BEGIN Information provided

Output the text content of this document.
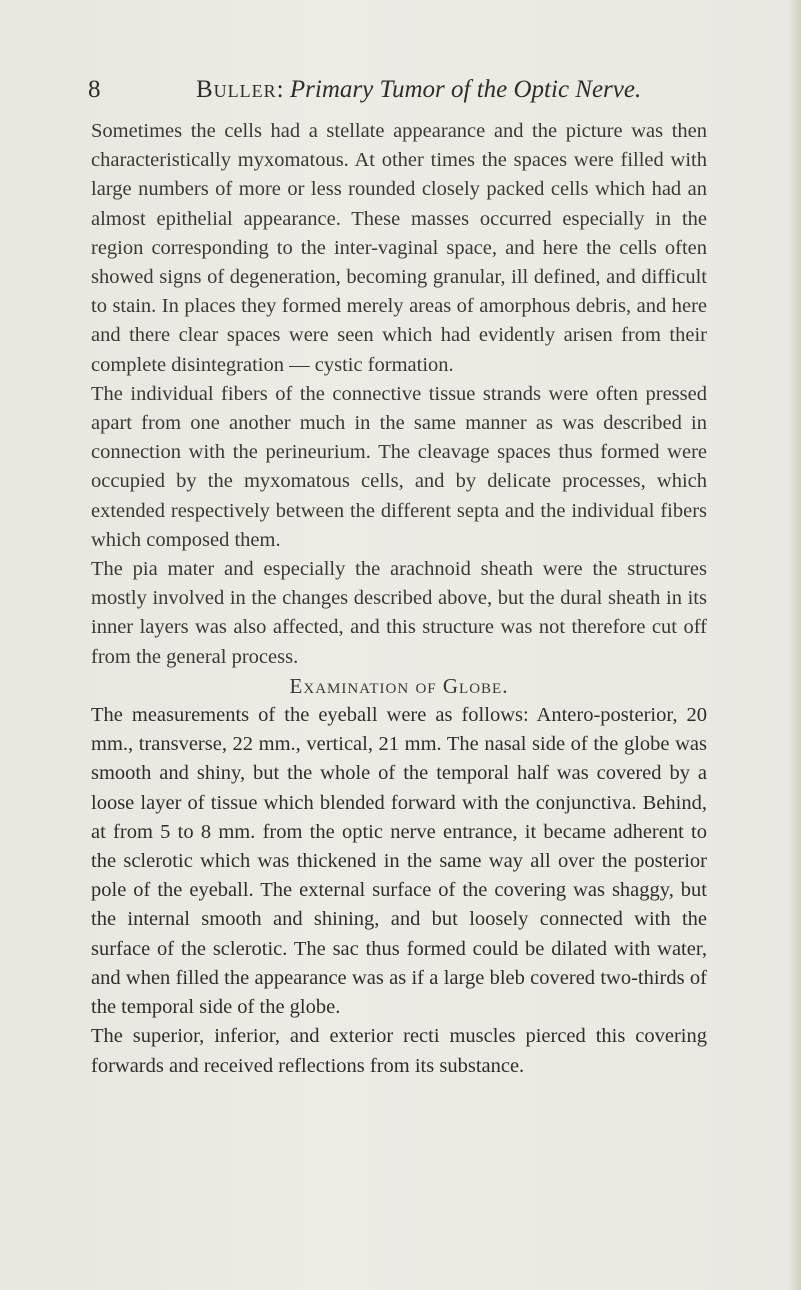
8	Buller: Primary Tumor of the Optic Nerve.

Sometimes the cells had a stellate appearance and the picture was then characteristically myxomatous. At other times the spaces were filled with large numbers of more or less rounded closely packed cells which had an almost epithelial appearance. These masses occurred especially in the region corresponding to the inter-vaginal space, and here the cells often showed signs of degeneration, becoming granular, ill defined, and difficult to stain. In places they formed merely areas of amorphous debris, and here and there clear spaces were seen which had evidently arisen from their complete disintegration — cystic formation.

The individual fibers of the connective tissue strands were often pressed apart from one another much in the same manner as was described in connection with the perineurium. The cleavage spaces thus formed were occupied by the myxomatous cells, and by delicate processes, which extended respectively between the different septa and the individual fibers which composed them.

The pia mater and especially the arachnoid sheath were the structures mostly involved in the changes described above, but the dural sheath in its inner layers was also affected, and this structure was not therefore cut off from the general process.

Examination of Globe.

The measurements of the eyeball were as follows: Antero-posterior, 20 mm., transverse, 22 mm., vertical, 21 mm. The nasal side of the globe was smooth and shiny, but the whole of the temporal half was covered by a loose layer of tissue which blended forward with the conjunctiva. Behind, at from 5 to 8 mm. from the optic nerve entrance, it became adherent to the sclerotic which was thickened in the same way all over the posterior pole of the eyeball. The external surface of the covering was shaggy, but the internal smooth and shining, and but loosely connected with the surface of the sclerotic. The sac thus formed could be dilated with water, and when filled the appearance was as if a large bleb covered two-thirds of the temporal side of the globe.

The superior, inferior, and exterior recti muscles pierced this covering forwards and received reflections from its substance.
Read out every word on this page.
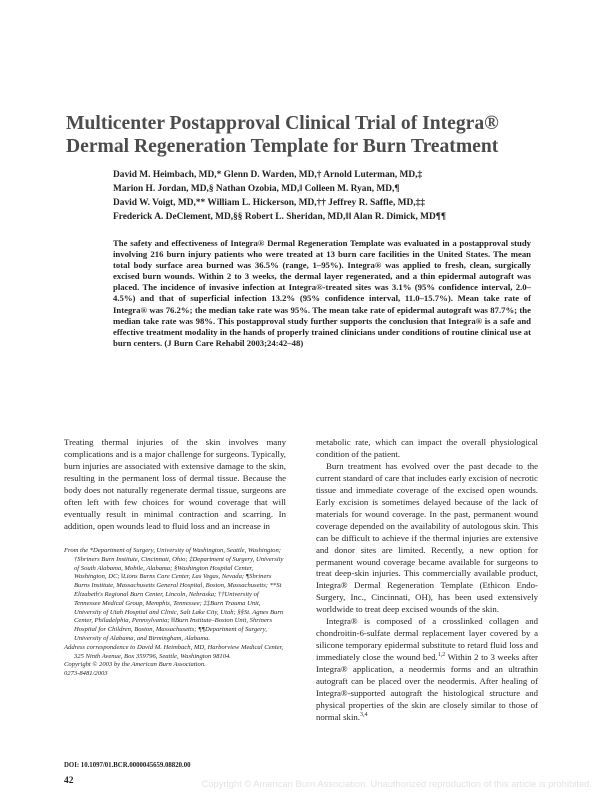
Multicenter Postapproval Clinical Trial of Integra® Dermal Regeneration Template for Burn Treatment
David M. Heimbach, MD,* Glenn D. Warden, MD,† Arnold Luterman, MD,‡
Marion H. Jordan, MD,§ Nathan Ozobia, MD,‖ Colleen M. Ryan, MD,¶
David W. Voigt, MD,** William L. Hickerson, MD,†† Jeffrey R. Saffle, MD,‡‡
Frederick A. DeClement, MD,§§ Robert L. Sheridan, MD,‖‖ Alan R. Dimick, MD¶¶
The safety and effectiveness of Integra® Dermal Regeneration Template was evaluated in a postapproval study involving 216 burn injury patients who were treated at 13 burn care facilities in the United States. The mean total body surface area burned was 36.5% (range, 1–95%). Integra® was applied to fresh, clean, surgically excised burn wounds. Within 2 to 3 weeks, the dermal layer regenerated, and a thin epidermal autograft was placed. The incidence of invasive infection at Integra®-treated sites was 3.1% (95% confidence interval, 2.0–4.5%) and that of superficial infection 13.2% (95% confidence interval, 11.0–15.7%). Mean take rate of Integra® was 76.2%; the median take rate was 95%. The mean take rate of epidermal autograft was 87.7%; the median take rate was 98%. This postapproval study further supports the conclusion that Integra® is a safe and effective treatment modality in the hands of properly trained clinicians under conditions of routine clinical use at burn centers. (J Burn Care Rehabil 2003;24:42–48)

Treating thermal injuries of the skin involves many complications and is a major challenge for surgeons. Typically, burn injuries are associated with extensive damage to the skin, resulting in the permanent loss of dermal tissue. Because the body does not naturally regenerate dermal tissue, surgeons are often left with few choices for wound coverage that will eventually result in minimal contraction and scarring. In addition, open wounds lead to fluid loss and an increase in

metabolic rate, which can impact the overall physiological condition of the patient.

Burn treatment has evolved over the past decade to the current standard of care that includes early excision of necrotic tissue and immediate coverage of the excised open wounds. Early excision is sometimes delayed because of the lack of materials for wound coverage. In the past, permanent wound coverage depended on the availability of autologous skin. This can be difficult to achieve if the thermal injuries are extensive and donor sites are limited. Recently, a new option for permanent wound coverage became available for surgeons to treat deep-skin injuries. This commercially available product, Integra® Dermal Regeneration Template (Ethicon Endo-Surgery, Inc., Cincinnati, OH), has been used extensively worldwide to treat deep excised wounds of the skin.

Integra® is composed of a crosslinked collagen and chondroitin-6-sulfate dermal replacement layer covered by a silicone temporary epidermal substitute to retard fluid loss and immediately close the wound bed.$^{1,2}$ Within 2 to 3 weeks after Integra® application, a neodermis forms and an ultrathin autograft can be placed over the neodermis. After healing of Integra®-supported autograft the histological structure and physical properties of the skin are closely similar to those of normal skin.$^{3,4}$

From the *Department of Surgery, University of Washington, Seattle, Washington; †Shriners Burn Institute, Cincinnati, Ohio; ‡Department of Surgery, University of South Alabama, Mobile, Alabama; §Washington Hospital Center, Washington, DC; ‖Lions Burns Care Center, Las Vegas, Nevada; ¶Shriners Burns Institute, Massachusetts General Hospital, Boston, Massachusetts; **St Elizabeth's Regional Burn Center, Lincoln, Nebraska; ††University of Tennessee Medical Group, Memphis, Tennessee; ‡‡Burn Trauma Unit, University of Utah Hospital and Clinic, Salt Lake City, Utah; §§St. Agnes Burn Center, Philadelphia, Pennsylvania; ‖‖Burn Institute–Boston Unit, Shriners Hospital for Children, Boston, Massachusetts; ¶¶Department of Surgery, University of Alabama, and Birmingham, Alabama.
Address correspondence to David M. Heimbach, MD, Harborview Medical Center, 325 Ninth Avenue, Box 359796, Seattle, Washington 98104.
Copyright © 2003 by the American Burn Association.
0273-8481/2003
DOI: 10.1097/01.BCR.0000045659.08820.00
42	Copyright © American Burn Association. Unauthorized reproduction of this article is prohibited.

END Information provided

● **What you will do**
Answer with one number only: how many lines in the listing include "David".

● **Answer**
3